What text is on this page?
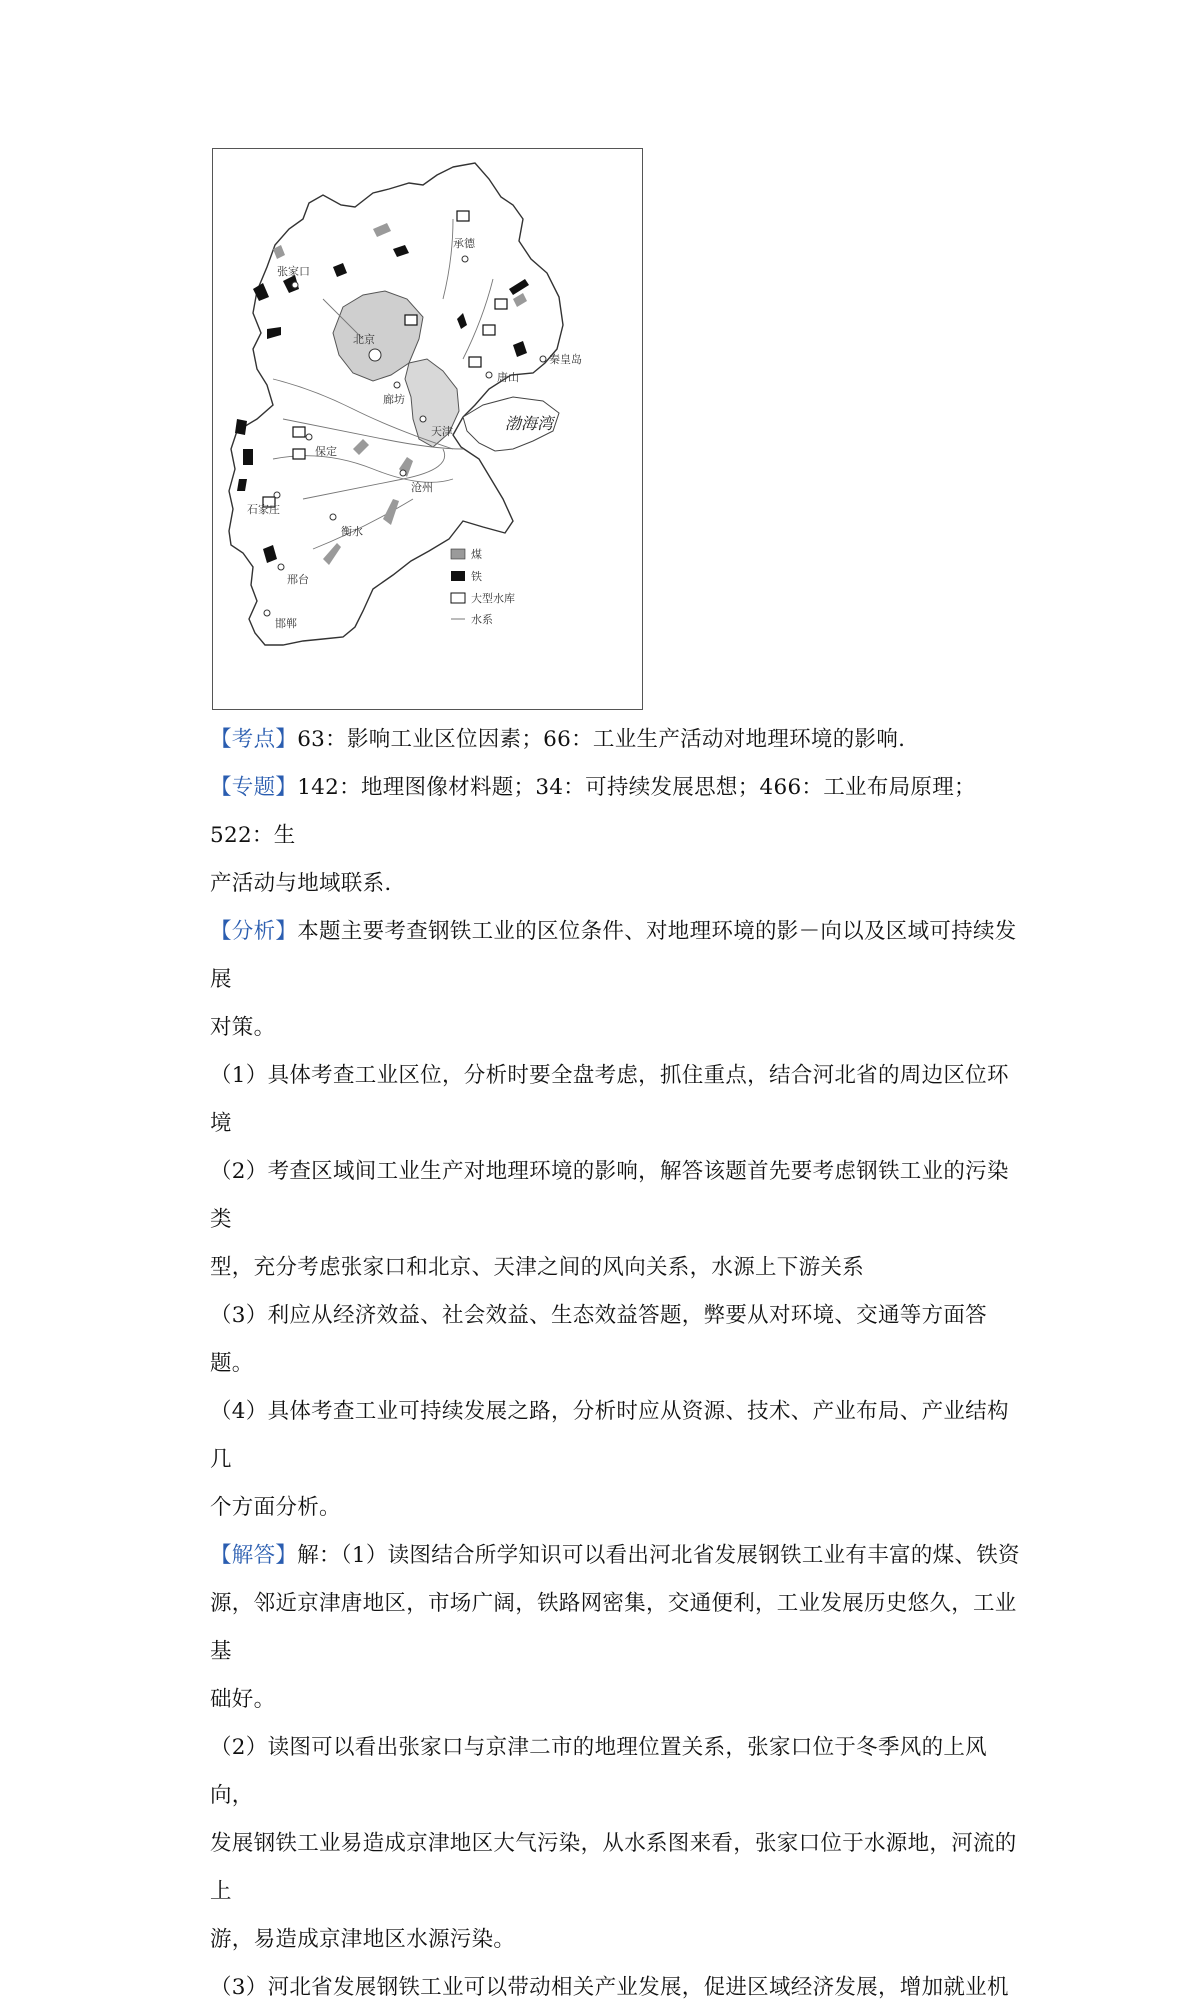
承德
张家口
北京
秦皇岛
唐山
廊坊
天津
保定
沧州
石家庄
衡水
邢台
邯郸
渤海湾
煤
铁
大型水库
水系

【考点】63：影响工业区位因素；66：工业生产活动对地理环境的影响.

【专题】142：地理图像材料题；34：可持续发展思想；466：工业布局原理；522：生

产活动与地域联系.

【分析】本题主要考查钢铁工业的区位条件、对地理环境的影－向以及区域可持续发展

对策。

（1）具体考查工业区位，分析时要全盘考虑，抓住重点，结合河北省的周边区位环境

（2）考查区域间工业生产对地理环境的影响，解答该题首先要考虑钢铁工业的污染类

型，充分考虑张家口和北京、天津之间的风向关系，水源上下游关系

（3）利应从经济效益、社会效益、生态效益答题，弊要从对环境、交通等方面答题。

（4）具体考查工业可持续发展之路，分析时应从资源、技术、产业布局、产业结构几

个方面分析。

【解答】解：（1）读图结合所学知识可以看出河北省发展钢铁工业有丰富的煤、铁资

源，邻近京津唐地区，市场广阔，铁路网密集，交通便利，工业发展历史悠久，工业基

础好。

（2）读图可以看出张家口与京津二市的地理位置关系，张家口位于冬季风的上风向，

发展钢铁工业易造成京津地区大气污染，从水系图来看，张家口位于水源地，河流的上

游，易造成京津地区水源污染。

（3）河北省发展钢铁工业可以带动相关产业发展，促进区域经济发展，增加就业机
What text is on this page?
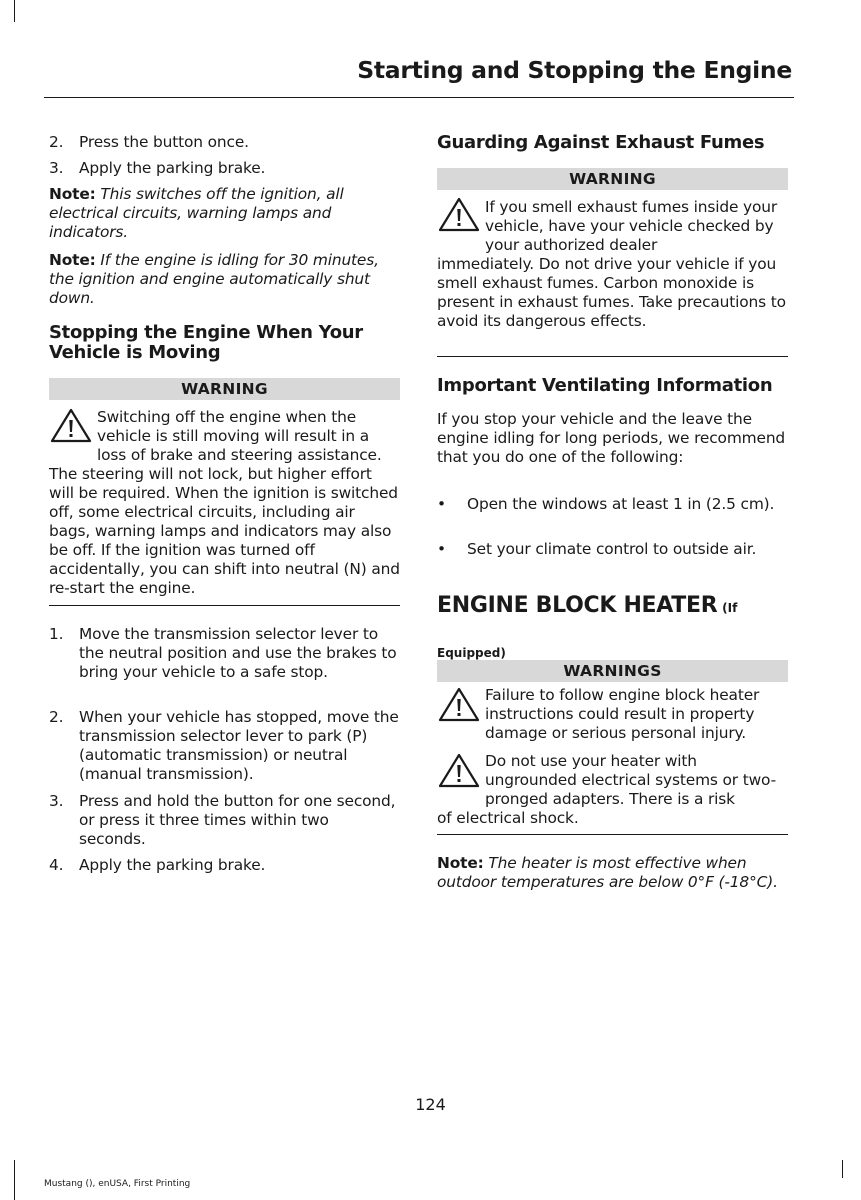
Starting and Stopping the Engine
2. Press the button once.
3. Apply the parking brake.
Note: This switches off the ignition, all electrical circuits, warning lamps and indicators.
Note: If the engine is idling for 30 minutes, the ignition and engine automatically shut down.
Stopping the Engine When Your Vehicle is Moving
WARNING
Switching off the engine when the vehicle is still moving will result in a loss of brake and steering assistance.
The steering will not lock, but higher effort will be required. When the ignition is switched off, some electrical circuits, including air bags, warning lamps and indicators may also be off. If the ignition was turned off accidentally, you can shift into neutral (N) and re-start the engine.
1. Move the transmission selector lever to the neutral position and use the brakes to bring your vehicle to a safe stop.
2. When your vehicle has stopped, move the transmission selector lever to park (P) (automatic transmission) or neutral (manual transmission).
3. Press and hold the button for one second, or press it three times within two seconds.
4. Apply the parking brake.
Guarding Against Exhaust Fumes
WARNING
If you smell exhaust fumes inside your vehicle, have your vehicle checked by your authorized dealer
immediately. Do not drive your vehicle if you smell exhaust fumes. Carbon monoxide is present in exhaust fumes. Take precautions to avoid its dangerous effects.
Important Ventilating Information
If you stop your vehicle and the leave the engine idling for long periods, we recommend that you do one of the following:
• Open the windows at least 1 in (2.5 cm).
• Set your climate control to outside air.
ENGINE BLOCK HEATER (If Equipped)
WARNINGS
Failure to follow engine block heater instructions could result in property damage or serious personal injury.
Do not use your heater with ungrounded electrical systems or two-pronged adapters. There is a risk
of electrical shock.
Note: The heater is most effective when outdoor temperatures are below 0°F (-18°C).
124
Mustang (), enUSA, First Printing
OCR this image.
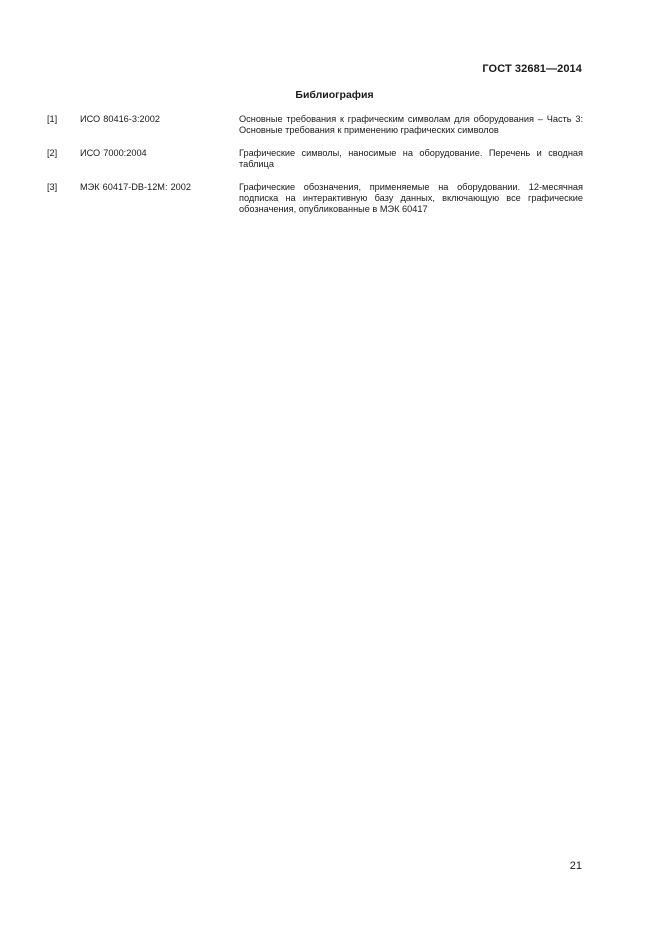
ГОСТ 32681—2014
Библиография
[1]	ИСО 80416-3:2002	Основные требования к графическим символам для оборудования – Часть 3: Основные требования к применению графических символов
[2]	ИСО 7000:2004	Графические символы, наносимые на оборудование. Перечень и сводная таблица
[3]	МЭК 60417-DB-12M: 2002	Графические обозначения, применяемые на оборудовании. 12-месячная подписка на интерактивную базу данных, включающую все графические обозначения, опубликованные в МЭК 60417
21
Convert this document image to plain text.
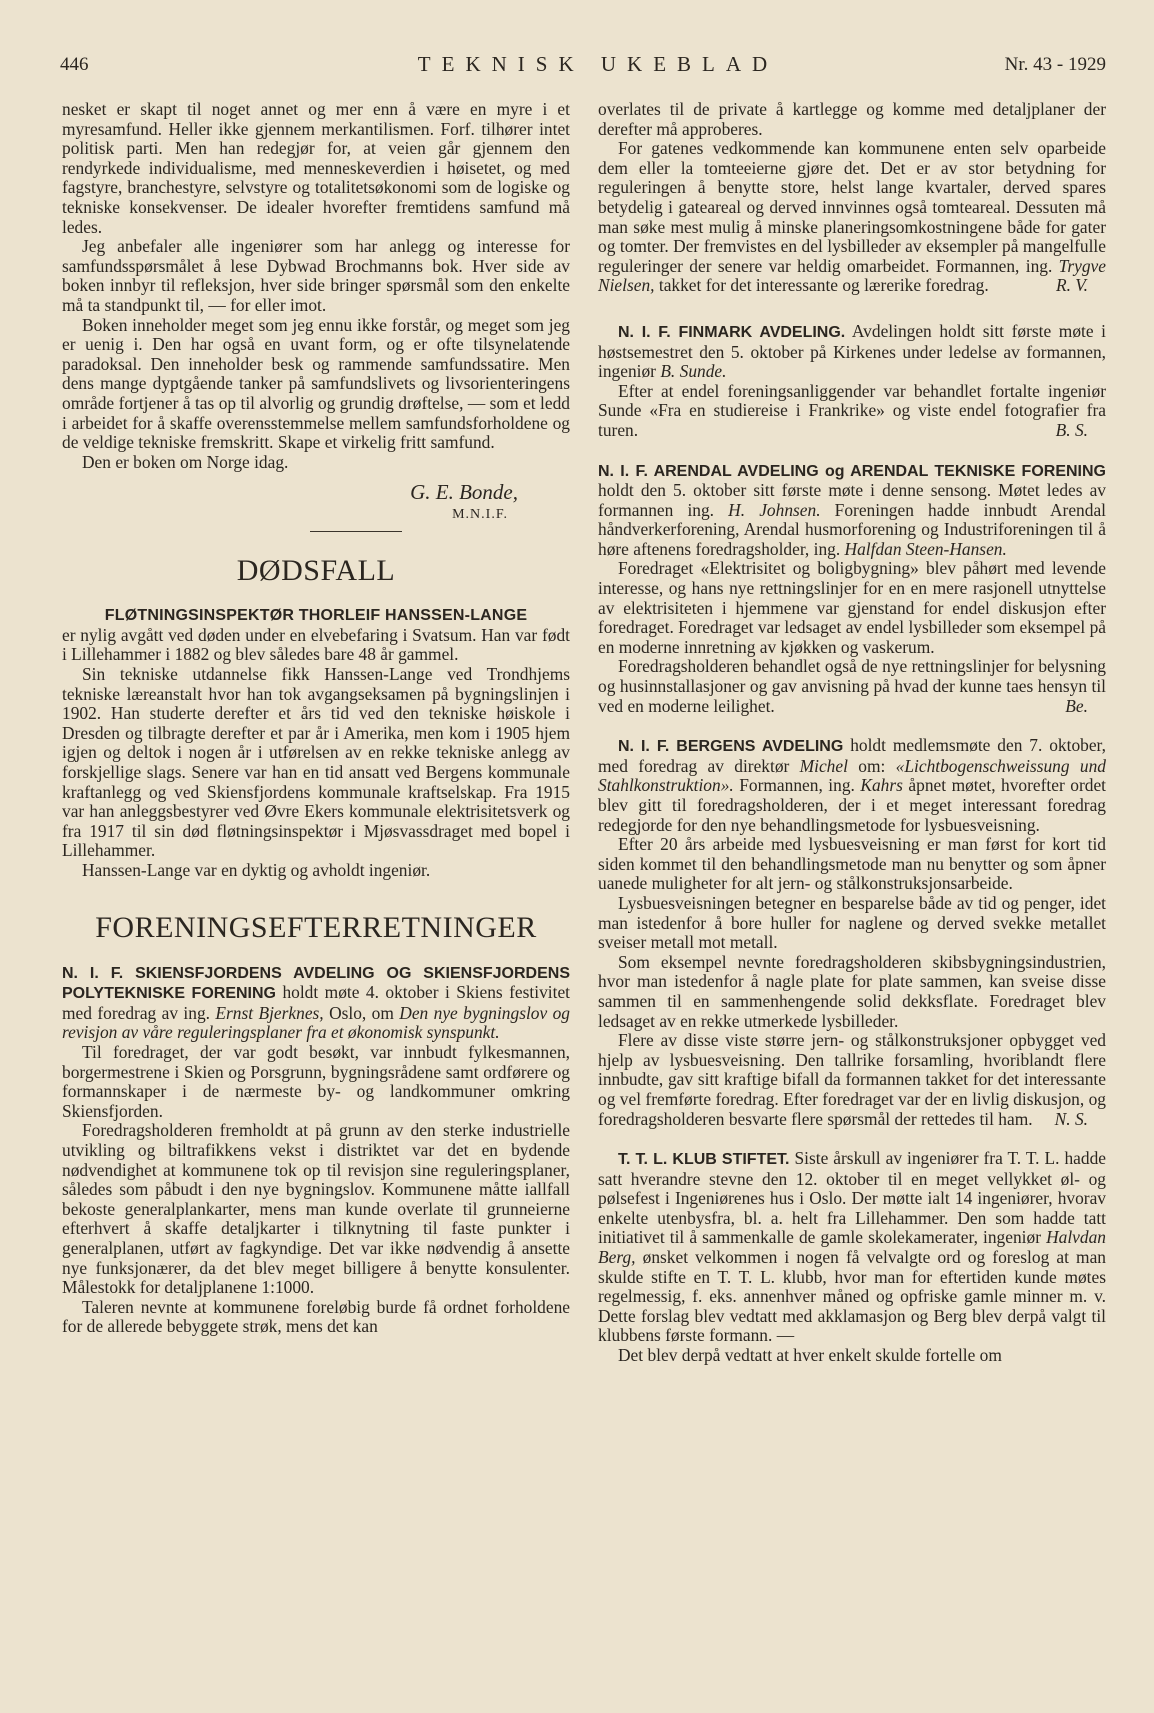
446	TEKNISK UKEBLAD	Nr. 43 - 1929

nesket er skapt til noget annet og mer enn å være en myre i et myresamfund. Heller ikke gjennem merkantilismen. Forf. tilhører intet politisk parti. Men han redegjør for, at veien går gjennem den rendyrkede individualisme, med menneskeverdien i høisetet, og med fagstyre, branchestyre, selvstyre og totalitetsøkonomi som de logiske og tekniske konsekvenser. De idealer hvorefter fremtidens samfund må ledes.

Jeg anbefaler alle ingeniører som har anlegg og interesse for samfundsspørsmålet å lese Dybwad Brochmanns bok. Hver side av boken innbyr til refleksjon, hver side bringer spørsmål som den enkelte må ta standpunkt til, — for eller imot.

Boken inneholder meget som jeg ennu ikke forstår, og meget som jeg er uenig i. Den har også en uvant form, og er ofte tilsynelatende paradoksal. Den inneholder besk og rammende samfundssatire. Men dens mange dyptgående tanker på samfundslivets og livsorienteringens område fortjener å tas op til alvorlig og grundig drøftelse, — som et ledd i arbeidet for å skaffe overensstemmelse mellem samfundsforholdene og de veldige tekniske fremskritt. Skape et virkelig fritt samfund.

Den er boken om Norge idag.

G. E. Bonde,
M.N.I.F.
DØDSFALL

FLØTNINGSINSPEKTØR THORLEIF HANSSEN-LANGE

er nylig avgått ved døden under en elvebefaring i Svatsum. Han var født i Lillehammer i 1882 og blev således bare 48 år gammel.

Sin tekniske utdannelse fikk Hanssen-Lange ved Trondhjems tekniske læreanstalt hvor han tok avgangseksamen på bygningslinjen i 1902. Han studerte derefter et års tid ved den tekniske høiskole i Dresden og tilbragte derefter et par år i Amerika, men kom i 1905 hjem igjen og deltok i nogen år i utførelsen av en rekke tekniske anlegg av forskjellige slags. Senere var han en tid ansatt ved Bergens kommunale kraftanlegg og ved Skiensfjordens kommunale kraftselskap. Fra 1915 var han anleggsbestyrer ved Øvre Ekers kommunale elektrisitetsverk og fra 1917 til sin død fløtningsinspektør i Mjøsvassdraget med bopel i Lillehammer.

Hanssen-Lange var en dyktig og avholdt ingeniør.

FORENINGSEFTERRETNINGER

N. I. F. SKIENSFJORDENS AVDELING OG SKIENSFJORDENS POLYTEKNISKE FORENING holdt møte 4. oktober i Skiens festivitet med foredrag av ing. Ernst Bjerknes, Oslo, om Den nye bygningslov og revisjon av våre reguleringsplaner fra et økonomisk synspunkt.

Til foredraget, der var godt besøkt, var innbudt fylkesmannen, borgermestrene i Skien og Porsgrunn, bygningsrådene samt ordførere og formannskaper i de nærmeste by- og landkommuner omkring Skiensfjorden.

Foredragsholderen fremholdt at på grunn av den sterke industrielle utvikling og biltrafikkens vekst i distriktet var det en bydende nødvendighet at kommunene tok op til revisjon sine reguleringsplaner, således som påbudt i den nye bygningslov. Kommunene måtte iallfall bekoste generalplankarter, mens man kunde overlate til grunneierne efterhvert å skaffe detaljkarter i tilknytning til faste punkter i generalplanen, utført av fagkyndige. Det var ikke nødvendig å ansette nye funksjonærer, da det blev meget billigere å benytte konsulenter. Målestokk for detaljplanene 1:1000.

Taleren nevnte at kommunene foreløbig burde få ordnet forholdene for de allerede bebyggete strøk, mens det kan

overlates til de private å kartlegge og komme med detaljplaner der derefter må approberes.

For gatenes vedkommende kan kommunene enten selv oparbeide dem eller la tomteeierne gjøre det. Det er av stor betydning for reguleringen å benytte store, helst lange kvartaler, derved spares betydelig i gateareal og derved innvinnes også tomteareal. Dessuten må man søke mest mulig å minske planeringsomkostningene både for gater og tomter. Der fremvistes en del lysbilleder av eksempler på mangelfulle reguleringer der senere var heldig omarbeidet. Formannen, ing. Trygve Nielsen, takket for det interessante og lærerike foredrag.	R. V.

N. I. F. FINMARK AVDELING. Avdelingen holdt sitt første møte i høstsemestret den 5. oktober på Kirkenes under ledelse av formannen, ingeniør B. Sunde.

Efter at endel foreningsanliggender var behandlet fortalte ingeniør Sunde «Fra en studiereise i Frankrike» og viste endel fotografier fra turen.	B. S.

N. I. F. ARENDAL AVDELING og ARENDAL TEKNISKE FORENING holdt den 5. oktober sitt første møte i denne sensong. Møtet ledes av formannen ing. H. Johnsen. Foreningen hadde innbudt Arendal håndverkerforening, Arendal husmorforening og Industriforeningen til å høre aftenens foredragsholder, ing. Halfdan Steen-Hansen.

Foredraget «Elektrisitet og boligbygning» blev påhørt med levende interesse, og hans nye rettningslinjer for en en mere rasjonell utnyttelse av elektrisiteten i hjemmene var gjenstand for endel diskusjon efter foredraget. Foredraget var ledsaget av endel lysbilleder som eksempel på en moderne innretning av kjøkken og vaskerum.

Foredragsholderen behandlet også de nye rettningslinjer for belysning og husinnstallasjoner og gav anvisning på hvad der kunne taes hensyn til ved en moderne leilighet.	Be.

N. I. F. BERGENS AVDELING holdt medlemsmøte den 7. oktober, med foredrag av direktør Michel om: «Lichtbogenschweissung und Stahlkonstruktion». Formannen, ing. Kahrs åpnet møtet, hvorefter ordet blev gitt til foredragsholderen, der i et meget interessant foredrag redegjorde for den nye behandlingsmetode for lysbuesveisning.

Efter 20 års arbeide med lysbuesveisning er man først for kort tid siden kommet til den behandlingsmetode man nu benytter og som åpner uanede muligheter for alt jern- og stålkonstruksjonsarbeide.

Lysbuesveisningen betegner en besparelse både av tid og penger, idet man istedenfor å bore huller for naglene og derved svekke metallet sveiser metall mot metall.

Som eksempel nevnte foredragsholderen skibsbygningsindustrien, hvor man istedenfor å nagle plate for plate sammen, kan sveise disse sammen til en sammenhengende solid dekksflate. Foredraget blev ledsaget av en rekke utmerkede lysbilleder.

Flere av disse viste større jern- og stålkonstruksjoner opbygget ved hjelp av lysbuesveisning. Den tallrike forsamling, hvoriblandt flere innbudte, gav sitt kraftige bifall da formannen takket for det interessante og vel fremførte foredrag. Efter foredraget var der en livlig diskusjon, og foredragsholderen besvarte flere spørsmål der rettedes til ham.	N. S.

T. T. L. KLUB STIFTET. Siste årskull av ingeniører fra T. T. L. hadde satt hverandre stevne den 12. oktober til en meget vellykket øl- og pølsefest i Ingeniørenes hus i Oslo. Der møtte ialt 14 ingeniører, hvorav enkelte utenbysfra, bl. a. helt fra Lillehammer. Den som hadde tatt initiativet til å sammenkalle de gamle skolekamerater, ingeniør Halvdan Berg, ønsket velkommen i nogen få velvalgte ord og foreslog at man skulde stifte en T. T. L. klubb, hvor man for eftertiden kunde møtes regelmessig, f. eks. annenhver måned og opfriske gamle minner m. v. Dette forslag blev vedtatt med akklamasjon og Berg blev derpå valgt til klubbens første formann. —

Det blev derpå vedtatt at hver enkelt skulde fortelle om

■ ■ ■ ■

| Given problem |
Scan the entries above. Copy each line that has the string "kunde".

| Expected answer |
Foredragsholderen fremholdt at på grunn av den sterke industrielle utvikling og biltrafikkens vekst i distriktet var det en bydende nødvendighet at kommunene tok op til revisjon sine reguleringsplaner, således som påbudt i den nye bygningslov. Kommunene måtte iallfall bekoste generalplankarter, mens man kunde overlate til grunneierne efterhvert å skaffe detaljkarter i tilknytning til faste punkter i generalplanen, utført av fagkyndige. Det var ikke nødvendig å ansette nye funksjonærer, da det blev meget billigere å benytte konsulenter. Målestokk for detaljplanene 1:1000.
T. T. L. KLUB STIFTET. Siste årskull av ingeniører fra T. T. L. hadde satt hverandre stevne den 12. oktober til en meget vellykket øl- og pølsefest i Ingeniørenes hus i Oslo. Der møtte ialt 14 ingeniører, hvorav enkelte utenbysfra, bl. a. helt fra Lillehammer. Den som hadde tatt initiativet til å sammenkalle de gamle skolekamerater, ingeniør Halvdan Berg, ønsket velkommen i nogen få velvalgte ord og foreslog at man skulde stifte en T. T. L. klubb, hvor man for eftertiden kunde møtes regelmessig, f. eks. annenhver måned og opfriske gamle minner m. v. Dette forslag blev vedtatt med akklamasjon og Berg blev derpå valgt til klubbens første formann. —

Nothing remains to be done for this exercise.